— Start Data supplied —
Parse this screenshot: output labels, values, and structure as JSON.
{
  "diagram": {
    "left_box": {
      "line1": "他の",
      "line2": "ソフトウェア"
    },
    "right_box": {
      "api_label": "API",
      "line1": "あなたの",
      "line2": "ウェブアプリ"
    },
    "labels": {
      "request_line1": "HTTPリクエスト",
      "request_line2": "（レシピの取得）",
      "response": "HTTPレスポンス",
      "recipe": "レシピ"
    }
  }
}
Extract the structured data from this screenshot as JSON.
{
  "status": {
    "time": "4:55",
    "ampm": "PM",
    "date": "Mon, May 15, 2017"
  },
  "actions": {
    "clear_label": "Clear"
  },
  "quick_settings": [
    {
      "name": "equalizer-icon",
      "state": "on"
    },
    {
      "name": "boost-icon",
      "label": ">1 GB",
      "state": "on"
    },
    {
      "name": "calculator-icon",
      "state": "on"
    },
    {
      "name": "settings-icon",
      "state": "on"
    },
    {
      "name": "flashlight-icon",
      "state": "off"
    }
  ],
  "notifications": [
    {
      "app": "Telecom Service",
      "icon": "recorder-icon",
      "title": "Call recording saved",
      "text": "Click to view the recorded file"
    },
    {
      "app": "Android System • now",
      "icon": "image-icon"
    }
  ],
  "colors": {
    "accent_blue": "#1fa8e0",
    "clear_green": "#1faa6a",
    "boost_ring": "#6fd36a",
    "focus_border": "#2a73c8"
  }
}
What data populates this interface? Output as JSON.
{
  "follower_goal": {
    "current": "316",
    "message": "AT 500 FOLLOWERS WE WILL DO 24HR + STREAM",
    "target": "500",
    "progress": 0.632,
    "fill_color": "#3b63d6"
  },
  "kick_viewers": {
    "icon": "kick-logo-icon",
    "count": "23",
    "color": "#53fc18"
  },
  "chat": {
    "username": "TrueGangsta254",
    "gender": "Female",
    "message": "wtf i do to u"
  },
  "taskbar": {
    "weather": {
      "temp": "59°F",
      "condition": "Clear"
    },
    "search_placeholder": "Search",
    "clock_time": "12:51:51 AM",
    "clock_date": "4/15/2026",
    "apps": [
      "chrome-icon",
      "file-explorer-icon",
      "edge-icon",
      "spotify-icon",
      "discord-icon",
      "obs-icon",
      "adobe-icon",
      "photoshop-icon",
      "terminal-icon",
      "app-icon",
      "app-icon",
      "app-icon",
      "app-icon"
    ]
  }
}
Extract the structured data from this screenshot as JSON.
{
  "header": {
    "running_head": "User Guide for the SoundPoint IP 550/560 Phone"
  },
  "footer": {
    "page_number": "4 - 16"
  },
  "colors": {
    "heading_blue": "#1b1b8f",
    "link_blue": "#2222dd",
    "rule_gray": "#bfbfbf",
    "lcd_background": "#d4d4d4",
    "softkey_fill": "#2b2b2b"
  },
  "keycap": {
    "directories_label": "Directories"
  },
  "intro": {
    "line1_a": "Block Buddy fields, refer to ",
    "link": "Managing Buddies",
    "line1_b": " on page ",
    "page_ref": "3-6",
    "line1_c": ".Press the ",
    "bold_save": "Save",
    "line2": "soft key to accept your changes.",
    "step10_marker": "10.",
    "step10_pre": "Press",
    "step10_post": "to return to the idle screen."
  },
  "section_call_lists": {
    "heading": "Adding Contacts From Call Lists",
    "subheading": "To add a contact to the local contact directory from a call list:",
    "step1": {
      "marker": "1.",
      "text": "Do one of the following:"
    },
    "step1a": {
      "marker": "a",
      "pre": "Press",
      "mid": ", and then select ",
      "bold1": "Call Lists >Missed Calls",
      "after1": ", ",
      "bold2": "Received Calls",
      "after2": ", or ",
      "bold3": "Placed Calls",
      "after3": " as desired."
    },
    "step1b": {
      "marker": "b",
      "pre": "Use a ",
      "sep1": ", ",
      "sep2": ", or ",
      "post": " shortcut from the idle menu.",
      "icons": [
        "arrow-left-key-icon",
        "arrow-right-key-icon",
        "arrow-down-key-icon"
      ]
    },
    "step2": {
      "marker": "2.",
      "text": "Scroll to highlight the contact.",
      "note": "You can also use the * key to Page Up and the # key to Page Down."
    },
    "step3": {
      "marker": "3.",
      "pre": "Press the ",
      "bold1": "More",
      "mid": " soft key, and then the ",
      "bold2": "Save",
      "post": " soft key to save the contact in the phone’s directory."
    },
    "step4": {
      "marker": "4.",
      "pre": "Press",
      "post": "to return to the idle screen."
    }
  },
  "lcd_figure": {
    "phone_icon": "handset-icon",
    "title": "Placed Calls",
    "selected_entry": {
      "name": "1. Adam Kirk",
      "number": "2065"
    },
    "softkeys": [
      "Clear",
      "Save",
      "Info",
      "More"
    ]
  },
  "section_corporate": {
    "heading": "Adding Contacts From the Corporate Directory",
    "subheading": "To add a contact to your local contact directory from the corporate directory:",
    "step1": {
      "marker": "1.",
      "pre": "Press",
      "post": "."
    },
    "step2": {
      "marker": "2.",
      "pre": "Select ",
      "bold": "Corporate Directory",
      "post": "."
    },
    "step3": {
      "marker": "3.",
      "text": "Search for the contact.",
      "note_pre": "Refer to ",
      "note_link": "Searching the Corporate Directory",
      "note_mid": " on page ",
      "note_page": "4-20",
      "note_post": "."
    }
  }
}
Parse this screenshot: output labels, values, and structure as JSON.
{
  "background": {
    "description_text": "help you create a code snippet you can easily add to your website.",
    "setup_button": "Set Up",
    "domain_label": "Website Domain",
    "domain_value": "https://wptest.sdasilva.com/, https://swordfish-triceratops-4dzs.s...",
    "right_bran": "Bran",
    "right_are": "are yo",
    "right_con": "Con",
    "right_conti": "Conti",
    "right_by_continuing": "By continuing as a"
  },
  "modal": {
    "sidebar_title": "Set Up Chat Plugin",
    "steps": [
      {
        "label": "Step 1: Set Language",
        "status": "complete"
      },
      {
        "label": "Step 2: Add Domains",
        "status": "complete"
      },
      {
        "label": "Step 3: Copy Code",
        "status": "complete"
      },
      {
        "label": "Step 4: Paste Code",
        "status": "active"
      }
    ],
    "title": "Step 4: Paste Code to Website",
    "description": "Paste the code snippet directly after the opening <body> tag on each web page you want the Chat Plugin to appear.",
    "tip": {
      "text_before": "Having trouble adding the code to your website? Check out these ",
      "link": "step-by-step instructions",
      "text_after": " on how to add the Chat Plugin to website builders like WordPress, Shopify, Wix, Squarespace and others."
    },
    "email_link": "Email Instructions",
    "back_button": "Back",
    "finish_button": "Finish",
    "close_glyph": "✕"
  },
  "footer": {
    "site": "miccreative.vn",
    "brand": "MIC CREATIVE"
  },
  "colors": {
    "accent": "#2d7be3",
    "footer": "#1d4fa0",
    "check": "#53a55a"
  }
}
— End Data supplied —
State how many lines above include the word "return", and nothing more.

Expected output:
2